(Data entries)

§

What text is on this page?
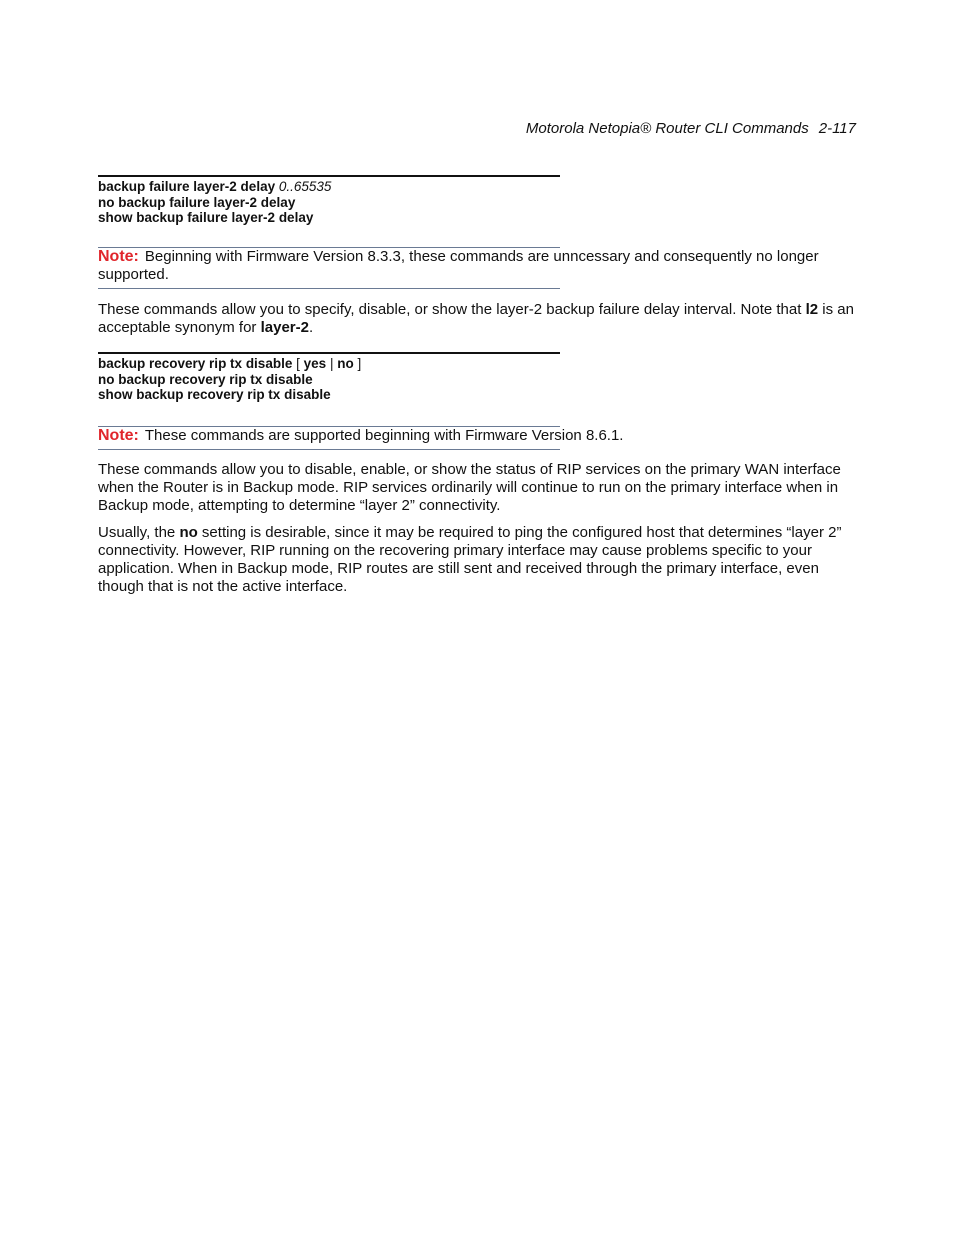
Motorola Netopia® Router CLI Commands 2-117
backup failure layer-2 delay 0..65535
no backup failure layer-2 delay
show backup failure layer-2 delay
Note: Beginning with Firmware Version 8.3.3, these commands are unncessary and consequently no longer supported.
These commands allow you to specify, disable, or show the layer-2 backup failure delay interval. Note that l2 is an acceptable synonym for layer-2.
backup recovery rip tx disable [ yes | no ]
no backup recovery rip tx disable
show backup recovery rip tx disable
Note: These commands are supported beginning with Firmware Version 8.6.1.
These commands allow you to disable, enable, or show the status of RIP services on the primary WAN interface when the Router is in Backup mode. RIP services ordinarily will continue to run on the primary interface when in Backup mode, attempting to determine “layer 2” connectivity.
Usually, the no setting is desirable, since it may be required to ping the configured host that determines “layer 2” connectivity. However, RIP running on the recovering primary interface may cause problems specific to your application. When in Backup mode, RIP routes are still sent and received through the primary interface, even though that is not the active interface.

§

■ **AIM OF THE TASK**
Filter the entries and copy out every line with the word "disable".

■ **SOLUTION**
These commands allow you to specify, disable, or show the layer-2 backup failure delay interval. Note that l2 is an acceptable synonym for layer-2.
backup recovery rip tx disable [ yes | no ]
no backup recovery rip tx disable
show backup recovery rip tx disable
These commands allow you to disable, enable, or show the status of RIP services on the primary WAN interface when the Router is in Backup mode. RIP services ordinarily will continue to run on the primary interface when in Backup mode, attempting to determine “layer 2” connectivity.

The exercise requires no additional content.